__Challenge__
Return every line of the records below verbatim, with no pictures in the copy.

__Dataset rows__
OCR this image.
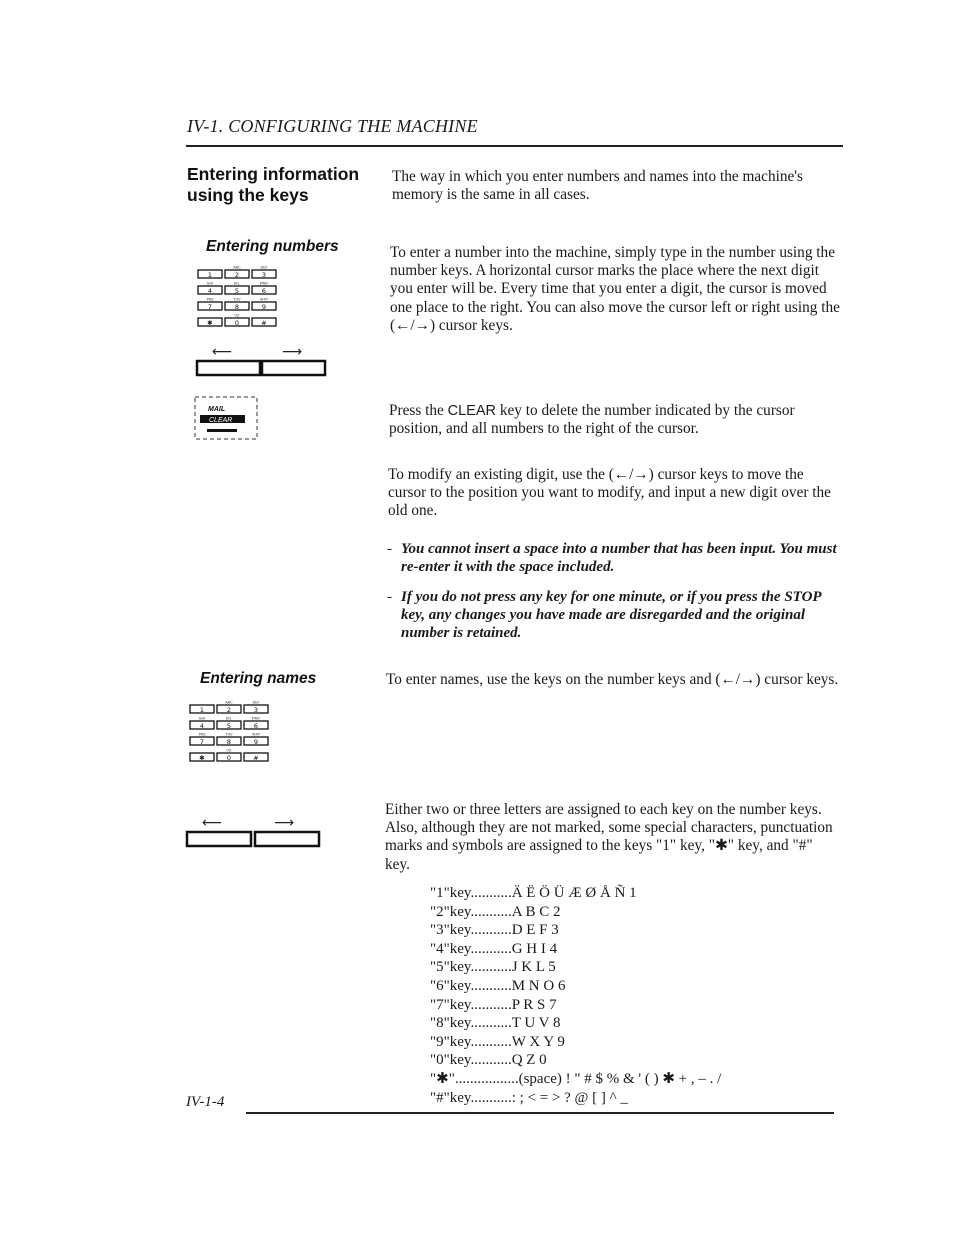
IV-1. CONFIGURING THE MACHINE
Entering information
using the keys
The way in which you enter numbers and names into the machine's memory is the same in all cases.
Entering numbers	To enter a number into the machine, simply type in the number using the number keys. A horizontal cursor marks the place where the next digit you enter will be. Every time that you enter a digit, the cursor is moved one place to the right. You can also move the cursor left or right using the (←/→) cursor keys.
1	2
ABC
3
DEF
4
GHI
5
JKL
6
MNO
7
PRS
8
TUV
9
WXY
✱	0
OZ
#
⟵	⟶
MAIL
CLEAR
Press the CLEAR key to delete the number indicated by the cursor position, and all numbers to the right of the cursor.
To modify an existing digit, use the (←/→) cursor keys to move the cursor to the position you want to modify, and input a new digit over the old one.
- You cannot insert a space into a number that has been input. You must re-enter it with the space included.
- If you do not press any key for one minute, or if you press the STOP key, any changes you have made are disregarded and the original number is retained.
Entering names	To enter names, use the keys on the number keys and (←/→) cursor keys.
1	2
ABC
3
DEF
4
GHI
5
JKL
6
MNO
7
PRS
8
TUV
9
WXY
✱	0
OZ
#
⟵	⟶
Either two or three letters are assigned to each key on the number keys. Also, although they are not marked, some special characters, punctuation marks and symbols are assigned to the keys "1" key, "✱" key, and "#" key.
"1"key...........Ä Ë Ö Ü Æ Ø Å Ñ 1
"2"key...........A B C 2
"3"key...........D E F 3
"4"key...........G H I 4
"5"key...........J K L 5
"6"key...........M N O 6
"7"key...........P R S 7
"8"key...........T U V 8
"9"key...........W X Y 9
"0"key...........Q Z 0
"✱".................(space) ! " # $ % & ' ( ) ✱ + , – . /
"#"key...........: ; < = > ? @ [ ] ^ _
IV-1-4
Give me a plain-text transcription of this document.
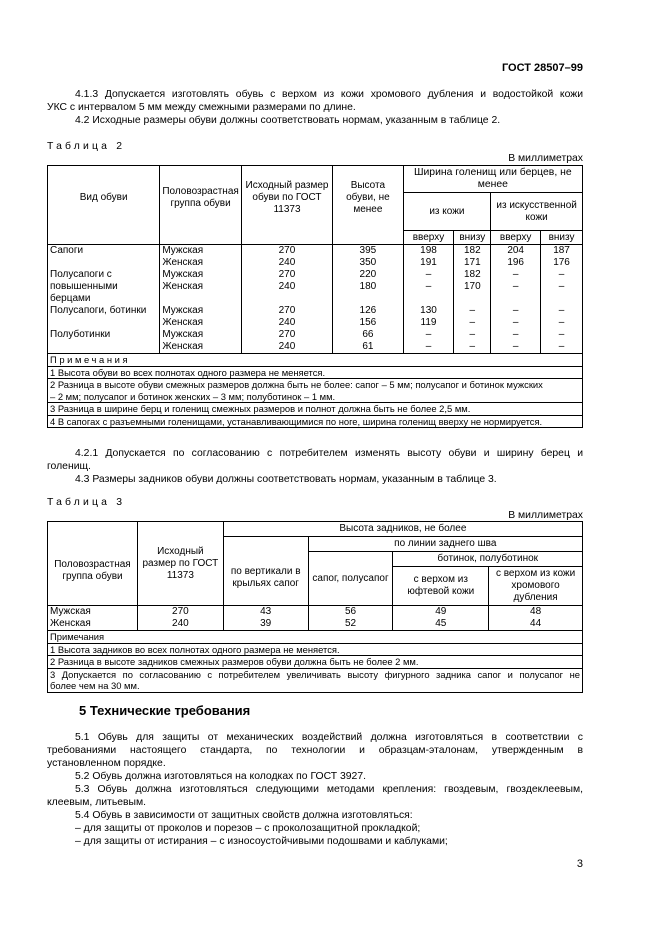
ГОСТ 28507–99
4.1.3 Допускается изготовлять обувь с верхом из кожи хромового дубления и водостойкой кожи
УКС с интервалом 5 мм между смежными размерами по длине.
4.2 Исходные размеры обуви должны соответствовать нормам, указанным в таблице 2.
Таблица 2
В миллиметрах
Вид обуви	Половозрастная группа обуви	Исходный размер обуви по ГОСТ 11373	Высота обуви, не менее	Ширина голенищ или берцев, не менее			
				из кожи		из искусственной кожи	
				вверху	внизу	вверху	внизу
Сапоги	Мужская	270	395	198	182	204	187
	Женская	240	350	191	171	196	176
Полусапоги с	Мужская	270	220	–	182	–	–
повышенными	Женская	240	180	–	170	–	–
берцами							
Полусапоги, ботинки	Мужская	270	126	130	–	–	–
	Женская	240	156	119	–	–	–
Полуботинки	Мужская	270	66	–	–	–	–
	Женская	240	61	–	–	–	–
Примечания							
1 Высота обуви во всех полнотах одного размера не меняется.							
2 Разница в высоте обуви смежных размеров должна быть не более: сапог – 5 мм; полусапог и ботинок мужских							
– 2 мм; полусапог и ботинок женских – 3 мм; полуботинок – 1 мм.							
3 Разница в ширине берц и голенищ смежных размеров и полнот должна быть не более 2,5 мм.							
4 В сапогах с разъемными голенищами, устанавливающимися по ноге, ширина голенищ вверху не нормируется.							
4.2.1 Допускается по согласованию с потребителем изменять высоту обуви и ширину берец и
голенищ.
4.3 Размеры задников обуви должны соответствовать нормам, указанным в таблице 3.
Таблица 3
В миллиметрах
Половозрастная группа обуви	Исходный размер по ГОСТ 11373	Высота задников, не более			
		по вертикали в крыльях сапог	по линии заднего шва		
			сапог, полусапог	ботинок, полуботинок	
				с верхом из юфтевой кожи	с верхом из кожи хромового дубления
Мужская	270	43	56	49	48
Женская	240	39	52	45	44
Примечания					
1 Высота задников во всех полнотах одного размера не меняется.					
2 Разница в высоте задников смежных размеров обуви должна быть не более 2 мм.					
3 Допускается по согласованию с потребителем увеличивать высоту фигурного задника сапог и полусапог не					
более чем на 30 мм.					
5 Технические требования
5.1 Обувь для защиты от механических воздействий должна изготовляться в соответствии с
требованиями настоящего стандарта, по технологии и образцам-эталонам, утвержденным в
установленном порядке.
5.2 Обувь должна изготовляться на колодках по ГОСТ 3927.
5.3 Обувь должна изготовляться следующими методами крепления: гвоздевым, гвоздеклеевым,
клеевым, литьевым.
5.4 Обувь в зависимости от защитных свойств должна изготовляться:
– для защиты от проколов и порезов – с проколозащитной прокладкой;
– для защиты от истирания – с износоустойчивыми подошвами и каблуками;
3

__Solved problem__
OCR this image.
IV-1. CONFIGURING THE MACHINE
Entering information
using the keys
The way in which you enter numbers and names into the machine's memory is the same in all cases.
Entering numbers	To enter a number into the machine, simply type in the number using the number keys. A horizontal cursor marks the place where the next digit you enter will be. Every time that you enter a digit, the cursor is moved one place to the right. You can also move the cursor left or right using the (←/→) cursor keys.
1	2
ABC
3
DEF
4
GHI
5
JKL
6
MNO
7
PRS
8
TUV
9
WXY
✱	0
OZ
#
⟵	⟶
MAIL
CLEAR
Press the CLEAR key to delete the number indicated by the cursor position, and all numbers to the right of the cursor.
To modify an existing digit, use the (←/→) cursor keys to move the cursor to the position you want to modify, and input a new digit over the old one.
- You cannot insert a space into a number that has been input. You must re-enter it with the space included.
- If you do not press any key for one minute, or if you press the STOP key, any changes you have made are disregarded and the original number is retained.
Entering names	To enter names, use the keys on the number keys and (←/→) cursor keys.
1	2
ABC
3
DEF
4
GHI
5
JKL
6
MNO
7
PRS
8
TUV
9
WXY
✱	0
OZ
#
⟵	⟶
Either two or three letters are assigned to each key on the number keys. Also, although they are not marked, some special characters, punctuation marks and symbols are assigned to the keys "1" key, "✱" key, and "#" key.
"1"key...........Ä Ë Ö Ü Æ Ø Å Ñ 1
"2"key...........A B C 2
"3"key...........D E F 3
"4"key...........G H I 4
"5"key...........J K L 5
"6"key...........M N O 6
"7"key...........P R S 7
"8"key...........T U V 8
"9"key...........W X Y 9
"0"key...........Q Z 0
"✱".................(space) ! " # $ % & ' ( ) ✱ + , – . /
"#"key...........: ; < = > ? @ [ ] ^ _
IV-1-4
Give me a plain-text transcription of this document.
ГОСТ 28507–99
4.1.3 Допускается изготовлять обувь с верхом из кожи хромового дубления и водостойкой кожи
УКС с интервалом 5 мм между смежными размерами по длине.
4.2 Исходные размеры обуви должны соответствовать нормам, указанным в таблице 2.
Таблица 2
В миллиметрах
Вид обуви	Половозрастная группа обуви	Исходный размер обуви по ГОСТ 11373	Высота обуви, не менее	Ширина голенищ или берцев, не менее			
				из кожи		из искусственной кожи	
				вверху	внизу	вверху	внизу
Сапоги	Мужская	270	395	198	182	204	187
	Женская	240	350	191	171	196	176
Полусапоги с	Мужская	270	220	–	182	–	–
повышенными	Женская	240	180	–	170	–	–
берцами							
Полусапоги, ботинки	Мужская	270	126	130	–	–	–
	Женская	240	156	119	–	–	–
Полуботинки	Мужская	270	66	–	–	–	–
	Женская	240	61	–	–	–	–
Примечания							
1 Высота обуви во всех полнотах одного размера не меняется.							
2 Разница в высоте обуви смежных размеров должна быть не более: сапог – 5 мм; полусапог и ботинок мужских							
– 2 мм; полусапог и ботинок женских – 3 мм; полуботинок – 1 мм.							
3 Разница в ширине берц и голенищ смежных размеров и полнот должна быть не более 2,5 мм.							
4 В сапогах с разъемными голенищами, устанавливающимися по ноге, ширина голенищ вверху не нормируется.							
4.2.1 Допускается по согласованию с потребителем изменять высоту обуви и ширину берец и
голенищ.
4.3 Размеры задников обуви должны соответствовать нормам, указанным в таблице 3.
Таблица 3
В миллиметрах
Половозрастная группа обуви	Исходный размер по ГОСТ 11373	Высота задников, не более			
		по вертикали в крыльях сапог	по линии заднего шва		
			сапог, полусапог	ботинок, полуботинок	
				с верхом из юфтевой кожи	с верхом из кожи хромового дубления
Мужская	270	43	56	49	48
Женская	240	39	52	45	44
Примечания					
1 Высота задников во всех полнотах одного размера не меняется.					
2 Разница в высоте задников смежных размеров обуви должна быть не более 2 мм.					
3 Допускается по согласованию с потребителем увеличивать высоту фигурного задника сапог и полусапог не					
более чем на 30 мм.					
5 Технические требования
5.1 Обувь для защиты от механических воздействий должна изготовляться в соответствии с
требованиями настоящего стандарта, по технологии и образцам-эталонам, утвержденным в
установленном порядке.
5.2 Обувь должна изготовляться на колодках по ГОСТ 3927.
5.3 Обувь должна изготовляться следующими методами крепления: гвоздевым, гвоздеклеевым,
клеевым, литьевым.
5.4 Обувь в зависимости от защитных свойств должна изготовляться:
– для защиты от проколов и порезов – с проколозащитной прокладкой;
– для защиты от истирания – с износоустойчивыми подошвами и каблуками;
3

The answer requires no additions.